## DIRECTIVE
Look below and pull out each line with the word "dapat".

* start PROVIDED DATA *

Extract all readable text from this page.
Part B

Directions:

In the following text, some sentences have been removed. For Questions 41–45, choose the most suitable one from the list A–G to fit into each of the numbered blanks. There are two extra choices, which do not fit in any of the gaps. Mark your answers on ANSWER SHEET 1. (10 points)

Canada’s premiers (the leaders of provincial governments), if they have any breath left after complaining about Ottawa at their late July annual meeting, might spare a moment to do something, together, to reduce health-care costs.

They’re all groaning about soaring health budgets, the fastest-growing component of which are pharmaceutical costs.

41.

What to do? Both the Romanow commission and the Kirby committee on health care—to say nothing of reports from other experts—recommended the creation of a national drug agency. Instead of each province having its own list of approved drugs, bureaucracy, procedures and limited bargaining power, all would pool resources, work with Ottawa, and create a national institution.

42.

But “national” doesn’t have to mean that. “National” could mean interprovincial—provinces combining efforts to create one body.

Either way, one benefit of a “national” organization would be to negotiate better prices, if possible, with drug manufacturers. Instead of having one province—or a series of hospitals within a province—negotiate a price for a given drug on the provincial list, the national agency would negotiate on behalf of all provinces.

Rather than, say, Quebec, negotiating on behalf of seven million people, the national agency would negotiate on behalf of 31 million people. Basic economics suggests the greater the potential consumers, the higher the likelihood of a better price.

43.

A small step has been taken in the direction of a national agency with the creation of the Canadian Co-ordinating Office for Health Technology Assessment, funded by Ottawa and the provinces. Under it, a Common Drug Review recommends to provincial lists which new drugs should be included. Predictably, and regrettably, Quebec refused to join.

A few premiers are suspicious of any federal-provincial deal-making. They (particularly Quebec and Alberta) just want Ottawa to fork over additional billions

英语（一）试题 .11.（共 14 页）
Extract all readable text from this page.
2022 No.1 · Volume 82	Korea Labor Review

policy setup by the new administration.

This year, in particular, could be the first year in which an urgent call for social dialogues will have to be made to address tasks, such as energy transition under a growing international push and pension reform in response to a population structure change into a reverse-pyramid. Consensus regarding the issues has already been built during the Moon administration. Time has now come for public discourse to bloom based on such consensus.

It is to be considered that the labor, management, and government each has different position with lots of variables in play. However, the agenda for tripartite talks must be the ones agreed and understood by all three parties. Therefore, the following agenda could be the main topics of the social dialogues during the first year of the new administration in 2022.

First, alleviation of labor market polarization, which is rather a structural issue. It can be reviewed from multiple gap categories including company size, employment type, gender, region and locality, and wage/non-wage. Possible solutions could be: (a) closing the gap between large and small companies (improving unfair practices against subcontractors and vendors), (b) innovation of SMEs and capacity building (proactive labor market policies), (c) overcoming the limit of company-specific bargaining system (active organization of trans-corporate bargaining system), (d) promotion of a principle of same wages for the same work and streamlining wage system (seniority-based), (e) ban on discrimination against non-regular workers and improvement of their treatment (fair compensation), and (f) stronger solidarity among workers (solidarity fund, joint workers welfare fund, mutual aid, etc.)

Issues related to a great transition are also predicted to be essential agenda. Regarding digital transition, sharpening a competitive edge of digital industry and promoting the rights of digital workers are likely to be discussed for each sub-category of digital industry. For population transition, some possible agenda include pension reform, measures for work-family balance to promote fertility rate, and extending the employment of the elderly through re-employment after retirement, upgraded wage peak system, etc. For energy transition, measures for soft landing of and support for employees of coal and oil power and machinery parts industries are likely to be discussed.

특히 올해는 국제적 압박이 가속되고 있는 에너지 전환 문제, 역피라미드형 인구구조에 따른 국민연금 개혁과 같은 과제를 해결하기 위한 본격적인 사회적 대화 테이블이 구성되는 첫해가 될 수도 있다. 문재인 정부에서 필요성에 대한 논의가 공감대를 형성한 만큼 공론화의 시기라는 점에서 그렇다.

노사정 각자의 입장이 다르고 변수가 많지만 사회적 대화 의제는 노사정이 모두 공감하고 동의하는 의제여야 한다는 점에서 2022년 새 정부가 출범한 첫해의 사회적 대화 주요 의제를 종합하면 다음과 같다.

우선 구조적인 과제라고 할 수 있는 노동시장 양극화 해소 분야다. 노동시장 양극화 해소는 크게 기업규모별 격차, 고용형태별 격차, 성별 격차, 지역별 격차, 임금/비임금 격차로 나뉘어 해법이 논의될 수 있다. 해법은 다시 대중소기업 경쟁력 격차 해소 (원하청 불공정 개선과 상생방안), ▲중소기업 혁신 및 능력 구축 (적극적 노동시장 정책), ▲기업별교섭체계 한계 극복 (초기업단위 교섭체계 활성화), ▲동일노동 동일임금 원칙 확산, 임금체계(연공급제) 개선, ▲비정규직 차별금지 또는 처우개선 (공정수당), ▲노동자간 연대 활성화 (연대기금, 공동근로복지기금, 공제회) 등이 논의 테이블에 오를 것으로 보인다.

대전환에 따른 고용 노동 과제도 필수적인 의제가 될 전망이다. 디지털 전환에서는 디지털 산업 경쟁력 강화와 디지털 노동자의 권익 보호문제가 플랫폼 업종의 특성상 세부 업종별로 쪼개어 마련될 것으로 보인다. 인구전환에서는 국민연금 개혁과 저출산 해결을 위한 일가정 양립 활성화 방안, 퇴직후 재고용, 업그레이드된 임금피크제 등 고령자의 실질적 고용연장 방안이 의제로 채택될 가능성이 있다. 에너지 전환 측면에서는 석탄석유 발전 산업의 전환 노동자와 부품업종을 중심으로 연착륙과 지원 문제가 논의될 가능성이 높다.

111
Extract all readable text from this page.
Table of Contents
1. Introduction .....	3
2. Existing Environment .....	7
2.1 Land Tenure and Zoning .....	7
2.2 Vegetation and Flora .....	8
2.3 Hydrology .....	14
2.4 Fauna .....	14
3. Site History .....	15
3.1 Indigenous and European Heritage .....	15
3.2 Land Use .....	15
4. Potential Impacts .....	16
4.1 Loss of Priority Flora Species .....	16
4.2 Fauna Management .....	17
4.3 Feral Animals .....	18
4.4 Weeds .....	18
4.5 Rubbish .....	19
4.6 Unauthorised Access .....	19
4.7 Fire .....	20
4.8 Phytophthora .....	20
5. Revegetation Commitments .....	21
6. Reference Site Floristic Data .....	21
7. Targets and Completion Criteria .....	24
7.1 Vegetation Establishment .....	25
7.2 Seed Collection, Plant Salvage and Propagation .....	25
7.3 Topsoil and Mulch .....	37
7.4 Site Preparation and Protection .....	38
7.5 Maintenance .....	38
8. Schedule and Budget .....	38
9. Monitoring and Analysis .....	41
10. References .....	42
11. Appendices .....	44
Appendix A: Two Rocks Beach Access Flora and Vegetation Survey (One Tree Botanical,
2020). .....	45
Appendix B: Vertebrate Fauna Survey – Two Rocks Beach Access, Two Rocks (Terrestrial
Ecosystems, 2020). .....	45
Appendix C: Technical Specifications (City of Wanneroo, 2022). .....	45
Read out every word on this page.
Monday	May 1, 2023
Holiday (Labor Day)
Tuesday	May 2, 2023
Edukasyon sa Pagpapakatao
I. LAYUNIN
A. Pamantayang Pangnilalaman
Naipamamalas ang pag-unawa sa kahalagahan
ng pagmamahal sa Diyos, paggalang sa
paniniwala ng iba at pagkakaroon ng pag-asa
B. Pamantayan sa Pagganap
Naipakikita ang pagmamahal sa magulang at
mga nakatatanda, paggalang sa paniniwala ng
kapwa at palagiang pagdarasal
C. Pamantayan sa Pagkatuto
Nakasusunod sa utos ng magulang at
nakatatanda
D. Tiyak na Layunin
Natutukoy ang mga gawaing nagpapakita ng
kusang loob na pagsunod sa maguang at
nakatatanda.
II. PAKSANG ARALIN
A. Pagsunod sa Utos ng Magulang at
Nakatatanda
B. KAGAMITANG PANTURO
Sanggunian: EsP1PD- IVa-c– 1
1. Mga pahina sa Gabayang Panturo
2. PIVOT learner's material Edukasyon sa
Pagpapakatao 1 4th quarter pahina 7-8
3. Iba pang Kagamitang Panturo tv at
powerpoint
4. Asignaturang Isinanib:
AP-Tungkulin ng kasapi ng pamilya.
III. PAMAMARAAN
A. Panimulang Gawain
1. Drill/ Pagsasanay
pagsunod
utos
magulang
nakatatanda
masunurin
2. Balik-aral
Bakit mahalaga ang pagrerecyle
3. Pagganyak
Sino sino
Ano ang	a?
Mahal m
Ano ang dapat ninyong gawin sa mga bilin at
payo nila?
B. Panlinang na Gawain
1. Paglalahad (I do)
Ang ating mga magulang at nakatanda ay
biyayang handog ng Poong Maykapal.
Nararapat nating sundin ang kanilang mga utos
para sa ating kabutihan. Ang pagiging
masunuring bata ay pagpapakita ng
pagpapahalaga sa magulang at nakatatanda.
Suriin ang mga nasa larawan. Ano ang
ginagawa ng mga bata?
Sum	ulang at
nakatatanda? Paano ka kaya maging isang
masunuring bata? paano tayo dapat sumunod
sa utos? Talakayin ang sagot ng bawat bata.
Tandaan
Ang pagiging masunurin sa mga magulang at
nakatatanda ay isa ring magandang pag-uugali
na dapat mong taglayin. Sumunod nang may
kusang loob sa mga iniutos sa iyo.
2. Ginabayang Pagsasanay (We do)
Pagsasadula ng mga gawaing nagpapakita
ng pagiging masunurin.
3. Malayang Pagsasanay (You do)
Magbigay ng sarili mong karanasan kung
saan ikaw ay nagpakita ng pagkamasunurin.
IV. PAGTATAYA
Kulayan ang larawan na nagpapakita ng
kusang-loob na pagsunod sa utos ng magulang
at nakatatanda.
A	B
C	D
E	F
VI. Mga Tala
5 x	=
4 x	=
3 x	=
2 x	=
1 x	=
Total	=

* end PROVIDED DATA *

## IN RESPONSE
Ano ang dapat ninyong gawin sa mga bilin at
masunuring bata? paano tayo dapat sumunod
na dapat mong taglayin. Sumunod nang may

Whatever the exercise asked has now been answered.